Action item: With the pictures removed, set down all of the entries below exactly.

Collection entries
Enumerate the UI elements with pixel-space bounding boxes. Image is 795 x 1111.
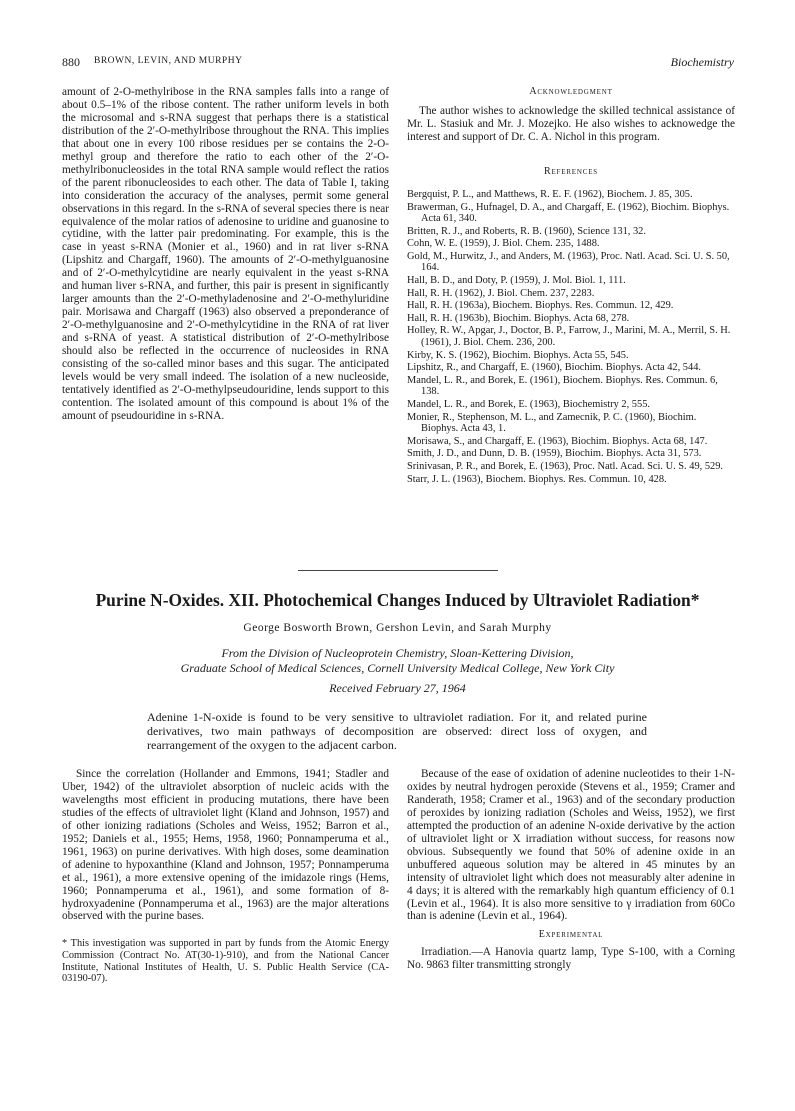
page-header <box>62 55 734 71</box>
reference-item: Bergquist, P. L., and Matthews, R. E. F. (1962), Biochem. J. 85, 305. <box>407 188 693 200</box>
bottom-left-column <box>62 768 389 985</box>
body-paragraph: Since the correlation (Hollander and Emmons, 1941; Stadler and Uber, 1942) of the ultraviolet absorption of nucleic acids with the wavelengths most efficient in producing mutations, there have been studies of the effects of ultraviolet light (Kland and Johnson, 1957) and of other ionizing radiations (Scholes and Weiss, 1952; Barron et al., 1952; Daniels et al., 1955; Hems, 1958, 1960; Ponnamperuma et al., 1961, 1963) on purine derivatives. With high doses, some deamination of adenine to hypoxanthine (Kland and Johnson, 1957; Ponnamperuma et al., 1961), a more extensive opening of the imidazole rings (Hems, 1960; Ponnamperuma et al., 1961), and some formation of 8-hydroxyadenine (Ponnamperuma et al., 1963) are the major alterations observed with the purine bases. <box>62 768 389 923</box>
reference-list <box>407 189 735 485</box>
top-left-column <box>62 86 389 423</box>
article-title: Purine N-Oxides. XII. Photochemical Changes Induced by Ultraviolet Radiation* <box>95 590 700 610</box>
reference-item: Brawerman, G., Hufnagel, D. A., and Chargaff, E. (1962), Biochim. Biophys. Acta 61, 340. <box>407 201 730 225</box>
reference-item: Mandel, L. R., and Borek, E. (1961), Biochem. Biophys. Res. Commun. 6, 138. <box>407 374 718 398</box>
reference-item: Mandel, L. R., and Borek, E. (1963), Biochemistry 2, 555. <box>407 399 650 410</box>
reference-item: Gold, M., Hurwitz, J., and Anders, M. (1963), Proc. Natl. Acad. Sci. U. S. 50, 164. <box>407 250 730 274</box>
experimental-text: Irradiation.—A Hanovia quartz lamp, Type S-100, with a Corning No. 9863 filter transmitting strongly <box>407 946 735 972</box>
page-number: 880 <box>62 55 80 69</box>
affiliation-line-1: From the Division of Nucleoprotein Chemistry, Sloan-Kettering Division, <box>221 646 574 660</box>
body-paragraph: Because of the ease of oxidation of adenine nucleotides to their 1-N-oxides by neutral hydrogen peroxide (Stevens et al., 1959; Cramer and Randerath, 1958; Cramer et al., 1963) and of the secondary production of peroxides by ionizing radiation (Scholes and Weiss, 1952), we first attempted the production of an adenine N-oxide derivative by the action of ultraviolet light or X irradiation without success, for reasons now obvious. Subsequently we found that 50% of adenine oxide in an unbuffered aqueous solution may be altered in 45 minutes by an intensity of ultraviolet light which does not measurably alter adenine in 4 days; it is altered with the remarkably high quantum efficiency of 0.1 (Levin et al., 1964). It is also more sensitive to γ irradiation from 60Co than is adenine (Levin et al., 1964). <box>407 768 735 923</box>
body-paragraph: amount of 2-O-methylribose in the RNA samples falls into a range of about 0.5–1% of the ribose content. The rather uniform levels in both the microsomal and s-RNA suggest that perhaps there is a statistical distribution of the 2′-O-methylribose throughout the RNA. This implies that about one in every 100 ribose residues per se contains the 2-O-methyl group and therefore the ratio to each other of the 2′-O-methylribonucleosides in the total RNA sample would reflect the ratios of the parent ribonucleosides to each other. The data of Table I, taking into consideration the accuracy of the analyses, permit some general observations in this regard. In the s-RNA of several species there is near equivalence of the molar ratios of adenosine to uridine and guanosine to cytidine, with the latter pair predominating. For example, this is the case in yeast s-RNA (Monier et al., 1960) and in rat liver s-RNA (Lipshitz and Chargaff, 1960). The amounts of 2′-O-methylguanosine and of 2′-O-methylcytidine are nearly equivalent in the yeast s-RNA and human liver s-RNA, and further, this pair is present in significantly larger amounts than the 2′-O-methyladenosine and 2′-O-methyluridine pair. Morisawa and Chargaff (1963) also observed a preponderance of 2′-O-methylguanosine and 2′-O-methylcytidine in the RNA of rat liver and s-RNA of yeast. A statistical distribution of 2′-O-methylribose should also be reflected in the occurrence of nucleosides in RNA consisting of the so-called minor bases and this sugar. The anticipated levels would be very small indeed. The isolation of a new nucleoside, tentatively identified as 2′-O-methylpseudouridine, lends support to this contention. The isolated amount of this compound is about 1% of the amount of pseudouridine in s-RNA. <box>62 86 389 422</box>
reference-item: Hall, B. D., and Doty, P. (1959), J. Mol. Biol. 1, 111. <box>407 275 626 287</box>
experimental-heading: Experimental <box>538 929 604 941</box>
reference-item: Kirby, K. S. (1962), Biochim. Biophys. Acta 55, 545. <box>407 349 629 361</box>
reference-item: Holley, R. W., Apgar, J., Doctor, B. P., Farrow, J., Marini, M. A., Merril, S. H. (1961), J. Biol. Chem. 236, 200. <box>407 325 731 349</box>
reference-item: Hall, R. H. (1963b), Biochim. Biophys. Acta 68, 278. <box>407 312 630 324</box>
references-heading: References <box>544 165 598 177</box>
reference-item: Britten, R. J., and Roberts, R. B. (1960), Science 131, 32. <box>407 225 646 237</box>
reference-item: Srinivasan, P. R., and Borek, E. (1963), Proc. Natl. Acad. Sci. U. S. 49, 529. <box>407 460 724 472</box>
received-date: Received February 27, 1964 <box>329 681 466 695</box>
reference-item: Smith, J. D., and Dunn, D. B. (1959), Biochim. Biophys. Acta 31, 573. <box>407 448 702 460</box>
section-divider <box>298 570 498 571</box>
top-right-column <box>407 86 735 486</box>
acknowledgment-text: The author wishes to acknowledge the skilled technical assistance of Mr. L. Stasiuk and Mr. J. Mozejko. He also wishes to acknowedge the interest and support of Dr. C. A. Nichol in this program. <box>407 104 735 143</box>
reference-item: Hall, R. H. (1962), J. Biol. Chem. 237, 2283. <box>407 287 595 299</box>
affiliation-line-2: Graduate School of Medical Sciences, Cornell University Medical College, New York City <box>180 661 615 675</box>
article-authors: George Bosworth Brown, Gershon Levin, and Sarah Murphy <box>243 622 552 634</box>
abstract: Adenine 1-N-oxide is found to be very sensitive to ultraviolet radiation. For it, and related purine derivatives, two main pathways of decomposition are observed: direct loss of oxygen, and rearrangement of the oxygen to the adjacent carbon. <box>147 710 647 752</box>
bottom-right-column <box>407 768 735 972</box>
footnote: * This investigation was supported in part by funds from the Atomic Energy Commission (Contract No. AT(30-1)-910), and from the National Cancer Institute, National Institutes of Health, U. S. Public Health Service (CA-03190-07). <box>62 938 389 985</box>
reference-item: Monier, R., Stephenson, M. L., and Zamecnik, P. C. (1960), Biochim. Biophys. Acta 43, 1. <box>407 411 697 435</box>
reference-item: Hall, R. H. (1963a), Biochem. Biophys. Res. Commun. 12, 429. <box>407 300 674 312</box>
journal-name: Biochemistry <box>670 55 734 69</box>
reference-item: Cohn, W. E. (1959), J. Biol. Chem. 235, 1488. <box>407 238 600 250</box>
reference-item: Morisawa, S., and Chargaff, E. (1963), Biochim. Biophys. Acta 68, 147. <box>407 435 708 447</box>
reference-item: Starr, J. L. (1963), Biochem. Biophys. Res. Commun. 10, 428. <box>407 473 667 485</box>
running-head-authors: BROWN, LEVIN, AND MURPHY <box>94 56 243 66</box>
acknowledgment-heading: Acknowledgment <box>529 86 613 97</box>
reference-item: Lipshitz, R., and Chargaff, E. (1960), Biochim. Biophys. Acta 42, 544. <box>407 362 701 374</box>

Solution:
Enumerate the UI elements with pixel-space bounding boxes. Image is 795 x 1111.
page-header <box>62 55 734 71</box>
reference-item: Bergquist, P. L., and Matthews, R. E. F. (1962), Biochem. J. 85, 305. <box>407 188 693 200</box>
bottom-left-column <box>62 768 389 985</box>
body-paragraph: Since the correlation (Hollander and Emmons, 1941; Stadler and Uber, 1942) of the ultraviolet absorption of nucleic acids with the wavelengths most efficient in producing mutations, there have been studies of the effects of ultraviolet light (Kland and Johnson, 1957) and of other ionizing radiations (Scholes and Weiss, 1952; Barron et al., 1952; Daniels et al., 1955; Hems, 1958, 1960; Ponnamperuma et al., 1961, 1963) on purine derivatives. With high doses, some deamination of adenine to hypoxanthine (Kland and Johnson, 1957; Ponnamperuma et al., 1961), a more extensive opening of the imidazole rings (Hems, 1960; Ponnamperuma et al., 1961), and some formation of 8-hydroxyadenine (Ponnamperuma et al., 1963) are the major alterations observed with the purine bases. <box>62 768 389 923</box>
reference-list <box>407 189 735 485</box>
top-left-column <box>62 86 389 423</box>
article-title: Purine N-Oxides. XII. Photochemical Changes Induced by Ultraviolet Radiation* <box>95 590 700 610</box>
reference-item: Brawerman, G., Hufnagel, D. A., and Chargaff, E. (1962), Biochim. Biophys. Acta 61, 340. <box>407 201 730 225</box>
reference-item: Mandel, L. R., and Borek, E. (1961), Biochem. Biophys. Res. Commun. 6, 138. <box>407 374 718 398</box>
reference-item: Mandel, L. R., and Borek, E. (1963), Biochemistry 2, 555. <box>407 399 650 410</box>
reference-item: Gold, M., Hurwitz, J., and Anders, M. (1963), Proc. Natl. Acad. Sci. U. S. 50, 164. <box>407 250 730 274</box>
experimental-text: Irradiation.—A Hanovia quartz lamp, Type S-100, with a Corning No. 9863 filter transmitting strongly <box>407 946 735 972</box>
page-number: 880 <box>62 55 80 69</box>
affiliation-line-1: From the Division of Nucleoprotein Chemistry, Sloan-Kettering Division, <box>221 646 574 660</box>
body-paragraph: Because of the ease of oxidation of adenine nucleotides to their 1-N-oxides by neutral hydrogen peroxide (Stevens et al., 1959; Cramer and Randerath, 1958; Cramer et al., 1963) and of the secondary production of peroxides by ionizing radiation (Scholes and Weiss, 1952), we first attempted the production of an adenine N-oxide derivative by the action of ultraviolet light or X irradiation without success, for reasons now obvious. Subsequently we found that 50% of adenine oxide in an unbuffered aqueous solution may be altered in 45 minutes by an intensity of ultraviolet light which does not measurably alter adenine in 4 days; it is altered with the remarkably high quantum efficiency of 0.1 (Levin et al., 1964). It is also more sensitive to γ irradiation from 60Co than is adenine (Levin et al., 1964). <box>407 768 735 923</box>
body-paragraph: amount of 2-O-methylribose in the RNA samples falls into a range of about 0.5–1% of the ribose content. The rather uniform levels in both the microsomal and s-RNA suggest that perhaps there is a statistical distribution of the 2′-O-methylribose throughout the RNA. This implies that about one in every 100 ribose residues per se contains the 2-O-methyl group and therefore the ratio to each other of the 2′-O-methylribonucleosides in the total RNA sample would reflect the ratios of the parent ribonucleosides to each other. The data of Table I, taking into consideration the accuracy of the analyses, permit some general observations in this regard. In the s-RNA of several species there is near equivalence of the molar ratios of adenosine to uridine and guanosine to cytidine, with the latter pair predominating. For example, this is the case in yeast s-RNA (Monier et al., 1960) and in rat liver s-RNA (Lipshitz and Chargaff, 1960). The amounts of 2′-O-methylguanosine and of 2′-O-methylcytidine are nearly equivalent in the yeast s-RNA and human liver s-RNA, and further, this pair is present in significantly larger amounts than the 2′-O-methyladenosine and 2′-O-methyluridine pair. Morisawa and Chargaff (1963) also observed a preponderance of 2′-O-methylguanosine and 2′-O-methylcytidine in the RNA of rat liver and s-RNA of yeast. A statistical distribution of 2′-O-methylribose should also be reflected in the occurrence of nucleosides in RNA consisting of the so-called minor bases and this sugar. The anticipated levels would be very small indeed. The isolation of a new nucleoside, tentatively identified as 2′-O-methylpseudouridine, lends support to this contention. The isolated amount of this compound is about 1% of the amount of pseudouridine in s-RNA. <box>62 86 389 422</box>
reference-item: Hall, B. D., and Doty, P. (1959), J. Mol. Biol. 1, 111. <box>407 275 626 287</box>
experimental-heading: Experimental <box>538 929 604 941</box>
reference-item: Kirby, K. S. (1962), Biochim. Biophys. Acta 55, 545. <box>407 349 629 361</box>
reference-item: Holley, R. W., Apgar, J., Doctor, B. P., Farrow, J., Marini, M. A., Merril, S. H. (1961), J. Biol. Chem. 236, 200. <box>407 325 731 349</box>
reference-item: Hall, R. H. (1963b), Biochim. Biophys. Acta 68, 278. <box>407 312 630 324</box>
references-heading: References <box>544 165 598 177</box>
reference-item: Britten, R. J., and Roberts, R. B. (1960), Science 131, 32. <box>407 225 646 237</box>
reference-item: Srinivasan, P. R., and Borek, E. (1963), Proc. Natl. Acad. Sci. U. S. 49, 529. <box>407 460 724 472</box>
received-date: Received February 27, 1964 <box>329 681 466 695</box>
reference-item: Smith, J. D., and Dunn, D. B. (1959), Biochim. Biophys. Acta 31, 573. <box>407 448 702 460</box>
section-divider <box>298 570 498 571</box>
top-right-column <box>407 86 735 486</box>
acknowledgment-text: The author wishes to acknowledge the skilled technical assistance of Mr. L. Stasiuk and Mr. J. Mozejko. He also wishes to acknowedge the interest and support of Dr. C. A. Nichol in this program. <box>407 104 735 143</box>
reference-item: Hall, R. H. (1962), J. Biol. Chem. 237, 2283. <box>407 287 595 299</box>
affiliation-line-2: Graduate School of Medical Sciences, Cornell University Medical College, New York City <box>180 661 615 675</box>
article-authors: George Bosworth Brown, Gershon Levin, and Sarah Murphy <box>243 622 552 634</box>
abstract: Adenine 1-N-oxide is found to be very sensitive to ultraviolet radiation. For it, and related purine derivatives, two main pathways of decomposition are observed: direct loss of oxygen, and rearrangement of the oxygen to the adjacent carbon. <box>147 710 647 752</box>
bottom-right-column <box>407 768 735 972</box>
footnote: * This investigation was supported in part by funds from the Atomic Energy Commission (Contract No. AT(30-1)-910), and from the National Cancer Institute, National Institutes of Health, U. S. Public Health Service (CA-03190-07). <box>62 938 389 985</box>
reference-item: Monier, R., Stephenson, M. L., and Zamecnik, P. C. (1960), Biochim. Biophys. Acta 43, 1. <box>407 411 697 435</box>
reference-item: Hall, R. H. (1963a), Biochem. Biophys. Res. Commun. 12, 429. <box>407 300 674 312</box>
journal-name: Biochemistry <box>670 55 734 69</box>
reference-item: Cohn, W. E. (1959), J. Biol. Chem. 235, 1488. <box>407 238 600 250</box>
reference-item: Morisawa, S., and Chargaff, E. (1963), Biochim. Biophys. Acta 68, 147. <box>407 435 708 447</box>
reference-item: Starr, J. L. (1963), Biochem. Biophys. Res. Commun. 10, 428. <box>407 473 667 485</box>
running-head-authors: BROWN, LEVIN, AND MURPHY <box>94 56 243 66</box>
acknowledgment-heading: Acknowledgment <box>529 86 613 97</box>
reference-item: Lipshitz, R., and Chargaff, E. (1960), Biochim. Biophys. Acta 42, 544. <box>407 362 701 374</box>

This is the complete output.